Exercise details: Find the string "objects" in the records. Copy every line it appears in.

Data to use:
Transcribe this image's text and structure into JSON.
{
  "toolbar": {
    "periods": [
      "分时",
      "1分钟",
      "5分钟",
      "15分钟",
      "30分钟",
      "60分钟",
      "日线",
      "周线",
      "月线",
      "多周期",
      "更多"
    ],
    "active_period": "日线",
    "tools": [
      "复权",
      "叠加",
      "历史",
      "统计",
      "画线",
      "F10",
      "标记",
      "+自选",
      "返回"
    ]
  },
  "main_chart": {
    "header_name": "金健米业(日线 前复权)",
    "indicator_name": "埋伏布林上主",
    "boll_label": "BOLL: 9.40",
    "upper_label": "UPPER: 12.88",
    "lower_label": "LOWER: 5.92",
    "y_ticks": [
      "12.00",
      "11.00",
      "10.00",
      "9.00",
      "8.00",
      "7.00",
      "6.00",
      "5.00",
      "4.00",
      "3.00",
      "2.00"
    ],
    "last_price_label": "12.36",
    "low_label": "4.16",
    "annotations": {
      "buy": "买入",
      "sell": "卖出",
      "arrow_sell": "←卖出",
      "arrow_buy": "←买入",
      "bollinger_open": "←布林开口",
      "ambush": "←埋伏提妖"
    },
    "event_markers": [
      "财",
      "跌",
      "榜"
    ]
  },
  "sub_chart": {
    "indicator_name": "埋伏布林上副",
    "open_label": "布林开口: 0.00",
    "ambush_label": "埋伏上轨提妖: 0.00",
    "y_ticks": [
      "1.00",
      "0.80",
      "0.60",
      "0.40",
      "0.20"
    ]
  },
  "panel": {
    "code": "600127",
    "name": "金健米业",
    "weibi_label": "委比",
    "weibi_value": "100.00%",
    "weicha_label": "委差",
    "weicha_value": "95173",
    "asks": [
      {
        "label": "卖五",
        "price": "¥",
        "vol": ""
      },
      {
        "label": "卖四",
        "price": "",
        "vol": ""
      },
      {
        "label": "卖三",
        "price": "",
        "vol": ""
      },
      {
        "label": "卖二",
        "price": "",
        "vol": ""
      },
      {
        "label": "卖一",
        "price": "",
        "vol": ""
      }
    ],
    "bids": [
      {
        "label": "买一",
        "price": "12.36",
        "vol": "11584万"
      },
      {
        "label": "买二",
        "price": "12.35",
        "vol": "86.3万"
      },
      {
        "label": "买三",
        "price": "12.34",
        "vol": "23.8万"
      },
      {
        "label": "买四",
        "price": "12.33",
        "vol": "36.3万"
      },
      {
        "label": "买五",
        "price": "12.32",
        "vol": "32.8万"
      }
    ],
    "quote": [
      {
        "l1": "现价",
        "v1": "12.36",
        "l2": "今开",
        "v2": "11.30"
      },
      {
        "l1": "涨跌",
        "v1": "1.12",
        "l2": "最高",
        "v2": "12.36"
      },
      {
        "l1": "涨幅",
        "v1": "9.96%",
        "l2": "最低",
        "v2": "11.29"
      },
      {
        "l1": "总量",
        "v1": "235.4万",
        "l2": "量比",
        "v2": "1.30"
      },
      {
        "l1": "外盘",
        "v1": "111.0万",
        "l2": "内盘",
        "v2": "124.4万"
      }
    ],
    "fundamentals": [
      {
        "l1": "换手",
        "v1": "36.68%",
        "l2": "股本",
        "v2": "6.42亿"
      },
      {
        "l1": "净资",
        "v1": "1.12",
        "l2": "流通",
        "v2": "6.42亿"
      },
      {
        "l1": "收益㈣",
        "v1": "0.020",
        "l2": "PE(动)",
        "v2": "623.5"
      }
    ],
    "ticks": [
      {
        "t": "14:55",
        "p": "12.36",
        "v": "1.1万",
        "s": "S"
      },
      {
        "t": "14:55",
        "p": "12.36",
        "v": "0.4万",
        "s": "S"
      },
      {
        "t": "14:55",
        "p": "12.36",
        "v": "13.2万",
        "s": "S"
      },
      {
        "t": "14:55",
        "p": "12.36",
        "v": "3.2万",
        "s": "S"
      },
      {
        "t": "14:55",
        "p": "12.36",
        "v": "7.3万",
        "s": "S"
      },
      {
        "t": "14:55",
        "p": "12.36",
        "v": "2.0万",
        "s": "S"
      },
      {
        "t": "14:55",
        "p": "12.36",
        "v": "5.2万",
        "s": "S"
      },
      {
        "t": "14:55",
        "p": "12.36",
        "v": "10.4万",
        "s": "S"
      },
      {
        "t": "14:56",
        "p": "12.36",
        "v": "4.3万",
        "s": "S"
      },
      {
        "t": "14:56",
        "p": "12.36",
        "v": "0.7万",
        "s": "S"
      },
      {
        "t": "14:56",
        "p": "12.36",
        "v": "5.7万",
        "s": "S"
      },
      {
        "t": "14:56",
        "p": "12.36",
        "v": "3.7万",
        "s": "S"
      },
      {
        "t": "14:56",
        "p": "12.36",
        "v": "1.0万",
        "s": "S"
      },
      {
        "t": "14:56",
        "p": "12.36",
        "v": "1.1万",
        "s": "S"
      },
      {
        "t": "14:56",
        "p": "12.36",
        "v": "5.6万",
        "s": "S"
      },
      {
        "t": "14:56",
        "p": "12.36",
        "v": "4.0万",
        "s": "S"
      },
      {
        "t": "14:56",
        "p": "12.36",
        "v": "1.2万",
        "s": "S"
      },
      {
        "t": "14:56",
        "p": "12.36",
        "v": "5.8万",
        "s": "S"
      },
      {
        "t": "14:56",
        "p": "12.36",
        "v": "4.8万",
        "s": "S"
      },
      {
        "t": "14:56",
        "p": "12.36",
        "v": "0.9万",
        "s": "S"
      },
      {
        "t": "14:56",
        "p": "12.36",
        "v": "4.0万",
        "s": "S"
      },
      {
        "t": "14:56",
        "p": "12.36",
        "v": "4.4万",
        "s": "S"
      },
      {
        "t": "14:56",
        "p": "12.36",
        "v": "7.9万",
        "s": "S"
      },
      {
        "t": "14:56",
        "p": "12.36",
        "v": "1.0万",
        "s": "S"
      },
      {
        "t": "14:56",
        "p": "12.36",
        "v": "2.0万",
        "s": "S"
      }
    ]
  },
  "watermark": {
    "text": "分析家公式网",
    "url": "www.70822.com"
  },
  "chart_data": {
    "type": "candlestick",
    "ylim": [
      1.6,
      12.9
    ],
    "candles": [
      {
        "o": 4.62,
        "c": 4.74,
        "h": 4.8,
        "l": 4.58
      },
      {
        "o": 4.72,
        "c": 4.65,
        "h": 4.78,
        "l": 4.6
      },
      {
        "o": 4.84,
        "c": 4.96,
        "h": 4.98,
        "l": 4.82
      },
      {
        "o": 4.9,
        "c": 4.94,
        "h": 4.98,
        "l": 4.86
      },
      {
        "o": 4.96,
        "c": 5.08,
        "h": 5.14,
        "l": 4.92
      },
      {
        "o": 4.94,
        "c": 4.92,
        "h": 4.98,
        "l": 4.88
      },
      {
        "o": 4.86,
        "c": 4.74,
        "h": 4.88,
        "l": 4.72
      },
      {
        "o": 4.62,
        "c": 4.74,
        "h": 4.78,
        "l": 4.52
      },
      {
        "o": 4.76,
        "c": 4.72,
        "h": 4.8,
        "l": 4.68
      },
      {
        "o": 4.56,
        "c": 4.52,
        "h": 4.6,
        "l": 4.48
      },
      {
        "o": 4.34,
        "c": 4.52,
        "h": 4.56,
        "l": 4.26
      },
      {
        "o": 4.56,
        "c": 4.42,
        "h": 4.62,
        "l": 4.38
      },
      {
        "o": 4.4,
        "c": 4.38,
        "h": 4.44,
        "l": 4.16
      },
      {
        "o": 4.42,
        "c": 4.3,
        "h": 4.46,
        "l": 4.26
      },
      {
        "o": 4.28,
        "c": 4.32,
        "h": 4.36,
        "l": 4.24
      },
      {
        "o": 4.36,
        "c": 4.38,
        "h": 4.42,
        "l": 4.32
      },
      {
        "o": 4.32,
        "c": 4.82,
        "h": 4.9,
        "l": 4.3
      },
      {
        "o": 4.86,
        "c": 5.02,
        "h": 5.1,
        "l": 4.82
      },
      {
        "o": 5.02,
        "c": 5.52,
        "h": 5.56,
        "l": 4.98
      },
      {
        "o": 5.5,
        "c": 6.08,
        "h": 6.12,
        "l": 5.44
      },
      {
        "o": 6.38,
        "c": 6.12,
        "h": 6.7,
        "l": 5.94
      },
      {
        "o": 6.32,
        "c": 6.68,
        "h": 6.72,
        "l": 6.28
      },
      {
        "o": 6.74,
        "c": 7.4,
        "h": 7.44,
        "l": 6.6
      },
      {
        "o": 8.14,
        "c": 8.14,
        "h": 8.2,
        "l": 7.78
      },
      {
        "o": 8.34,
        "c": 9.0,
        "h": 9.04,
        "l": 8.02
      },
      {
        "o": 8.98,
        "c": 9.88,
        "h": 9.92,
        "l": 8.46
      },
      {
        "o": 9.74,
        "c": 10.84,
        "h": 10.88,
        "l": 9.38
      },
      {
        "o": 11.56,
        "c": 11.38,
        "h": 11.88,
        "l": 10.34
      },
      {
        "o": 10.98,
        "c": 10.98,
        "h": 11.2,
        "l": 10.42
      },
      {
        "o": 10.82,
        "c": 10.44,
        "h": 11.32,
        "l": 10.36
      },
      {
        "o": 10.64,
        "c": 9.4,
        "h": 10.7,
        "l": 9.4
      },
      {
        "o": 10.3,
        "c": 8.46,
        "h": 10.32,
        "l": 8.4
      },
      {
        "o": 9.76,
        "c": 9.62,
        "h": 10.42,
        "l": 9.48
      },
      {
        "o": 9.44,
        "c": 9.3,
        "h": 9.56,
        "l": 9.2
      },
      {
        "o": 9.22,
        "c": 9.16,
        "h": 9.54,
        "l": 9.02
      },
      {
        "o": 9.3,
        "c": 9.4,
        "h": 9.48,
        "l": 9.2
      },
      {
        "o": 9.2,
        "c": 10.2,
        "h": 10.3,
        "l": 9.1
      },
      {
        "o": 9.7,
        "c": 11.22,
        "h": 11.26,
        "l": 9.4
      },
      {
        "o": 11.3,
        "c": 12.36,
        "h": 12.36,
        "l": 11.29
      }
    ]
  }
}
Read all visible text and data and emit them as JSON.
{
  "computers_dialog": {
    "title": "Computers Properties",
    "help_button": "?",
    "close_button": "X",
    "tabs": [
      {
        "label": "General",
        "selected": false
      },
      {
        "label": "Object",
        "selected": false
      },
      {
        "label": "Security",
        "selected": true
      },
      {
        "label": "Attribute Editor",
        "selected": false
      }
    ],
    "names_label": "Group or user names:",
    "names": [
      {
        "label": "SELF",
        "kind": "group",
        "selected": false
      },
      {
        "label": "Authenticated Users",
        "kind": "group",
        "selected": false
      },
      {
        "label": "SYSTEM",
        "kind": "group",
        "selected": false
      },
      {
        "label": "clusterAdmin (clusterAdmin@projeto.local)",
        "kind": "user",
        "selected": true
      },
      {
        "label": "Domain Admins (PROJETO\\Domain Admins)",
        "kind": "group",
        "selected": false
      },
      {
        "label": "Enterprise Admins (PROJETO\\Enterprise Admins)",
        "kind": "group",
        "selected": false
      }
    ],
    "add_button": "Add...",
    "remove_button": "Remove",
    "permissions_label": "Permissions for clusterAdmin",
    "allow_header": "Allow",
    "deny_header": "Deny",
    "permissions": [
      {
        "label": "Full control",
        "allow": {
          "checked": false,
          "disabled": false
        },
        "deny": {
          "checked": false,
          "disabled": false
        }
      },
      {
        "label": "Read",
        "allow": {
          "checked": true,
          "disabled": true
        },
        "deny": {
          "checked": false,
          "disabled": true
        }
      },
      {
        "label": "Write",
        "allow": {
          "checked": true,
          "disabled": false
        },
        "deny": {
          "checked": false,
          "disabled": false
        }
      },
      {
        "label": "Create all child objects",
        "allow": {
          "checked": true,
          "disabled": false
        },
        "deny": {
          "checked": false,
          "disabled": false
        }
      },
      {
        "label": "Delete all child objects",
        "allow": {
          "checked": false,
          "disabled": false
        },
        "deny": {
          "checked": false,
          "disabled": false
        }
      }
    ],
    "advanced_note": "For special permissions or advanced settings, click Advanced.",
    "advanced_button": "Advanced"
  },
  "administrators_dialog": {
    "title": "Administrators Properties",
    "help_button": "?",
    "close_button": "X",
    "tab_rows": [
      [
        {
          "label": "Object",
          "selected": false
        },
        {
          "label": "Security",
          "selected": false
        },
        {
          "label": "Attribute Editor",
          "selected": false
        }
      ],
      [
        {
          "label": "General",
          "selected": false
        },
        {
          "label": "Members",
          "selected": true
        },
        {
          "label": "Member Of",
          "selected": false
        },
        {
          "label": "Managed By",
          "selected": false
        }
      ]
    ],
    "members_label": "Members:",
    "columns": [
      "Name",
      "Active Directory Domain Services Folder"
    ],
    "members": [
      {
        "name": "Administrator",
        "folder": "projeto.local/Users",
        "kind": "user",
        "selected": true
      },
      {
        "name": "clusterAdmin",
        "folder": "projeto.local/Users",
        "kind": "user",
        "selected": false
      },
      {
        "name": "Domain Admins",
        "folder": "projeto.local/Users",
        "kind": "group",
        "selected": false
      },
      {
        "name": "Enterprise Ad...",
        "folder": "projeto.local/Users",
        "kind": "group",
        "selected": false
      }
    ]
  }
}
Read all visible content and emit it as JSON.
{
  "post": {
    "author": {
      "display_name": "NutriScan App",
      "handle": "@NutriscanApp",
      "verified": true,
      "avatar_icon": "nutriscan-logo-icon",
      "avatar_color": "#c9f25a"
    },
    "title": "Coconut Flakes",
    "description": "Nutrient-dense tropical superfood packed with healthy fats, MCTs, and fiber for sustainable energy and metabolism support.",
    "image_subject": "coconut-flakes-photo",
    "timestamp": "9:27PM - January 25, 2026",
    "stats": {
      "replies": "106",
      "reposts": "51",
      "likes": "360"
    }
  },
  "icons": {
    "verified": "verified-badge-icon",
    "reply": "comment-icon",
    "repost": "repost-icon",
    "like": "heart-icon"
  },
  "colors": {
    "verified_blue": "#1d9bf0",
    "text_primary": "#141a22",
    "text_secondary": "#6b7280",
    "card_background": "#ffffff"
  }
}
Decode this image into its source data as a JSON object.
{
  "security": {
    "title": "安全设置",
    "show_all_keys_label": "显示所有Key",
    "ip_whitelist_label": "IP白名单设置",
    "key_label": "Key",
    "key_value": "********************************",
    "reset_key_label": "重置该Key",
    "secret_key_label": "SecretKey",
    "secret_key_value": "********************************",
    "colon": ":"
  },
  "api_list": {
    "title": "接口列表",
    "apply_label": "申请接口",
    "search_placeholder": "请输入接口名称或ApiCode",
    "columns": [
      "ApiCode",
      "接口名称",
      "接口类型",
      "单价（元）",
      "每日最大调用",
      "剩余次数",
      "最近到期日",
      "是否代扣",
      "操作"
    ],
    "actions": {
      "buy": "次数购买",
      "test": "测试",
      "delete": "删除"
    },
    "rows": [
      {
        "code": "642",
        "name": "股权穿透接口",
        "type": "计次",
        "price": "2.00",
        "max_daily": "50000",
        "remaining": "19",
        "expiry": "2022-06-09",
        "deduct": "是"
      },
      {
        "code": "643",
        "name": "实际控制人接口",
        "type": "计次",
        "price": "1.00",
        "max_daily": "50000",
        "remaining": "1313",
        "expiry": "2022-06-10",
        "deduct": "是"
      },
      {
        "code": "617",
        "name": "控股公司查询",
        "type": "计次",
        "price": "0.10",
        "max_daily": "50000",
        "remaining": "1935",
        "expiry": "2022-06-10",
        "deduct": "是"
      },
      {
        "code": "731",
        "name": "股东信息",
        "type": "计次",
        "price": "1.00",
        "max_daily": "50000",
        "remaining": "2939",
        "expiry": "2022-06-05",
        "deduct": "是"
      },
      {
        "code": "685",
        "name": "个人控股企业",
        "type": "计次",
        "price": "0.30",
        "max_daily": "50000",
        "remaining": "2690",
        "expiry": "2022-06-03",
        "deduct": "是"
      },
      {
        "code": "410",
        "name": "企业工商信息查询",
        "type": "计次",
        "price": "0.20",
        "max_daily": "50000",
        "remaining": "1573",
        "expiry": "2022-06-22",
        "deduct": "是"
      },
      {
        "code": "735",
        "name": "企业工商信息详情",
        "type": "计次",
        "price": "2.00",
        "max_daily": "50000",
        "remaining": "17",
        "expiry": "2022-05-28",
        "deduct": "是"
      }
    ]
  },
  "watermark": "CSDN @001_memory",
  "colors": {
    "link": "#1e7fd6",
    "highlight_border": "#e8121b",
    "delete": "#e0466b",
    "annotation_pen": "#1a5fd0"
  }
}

Exercise answer:
        "label": "Create all child objects",
        "label": "Delete all child objects",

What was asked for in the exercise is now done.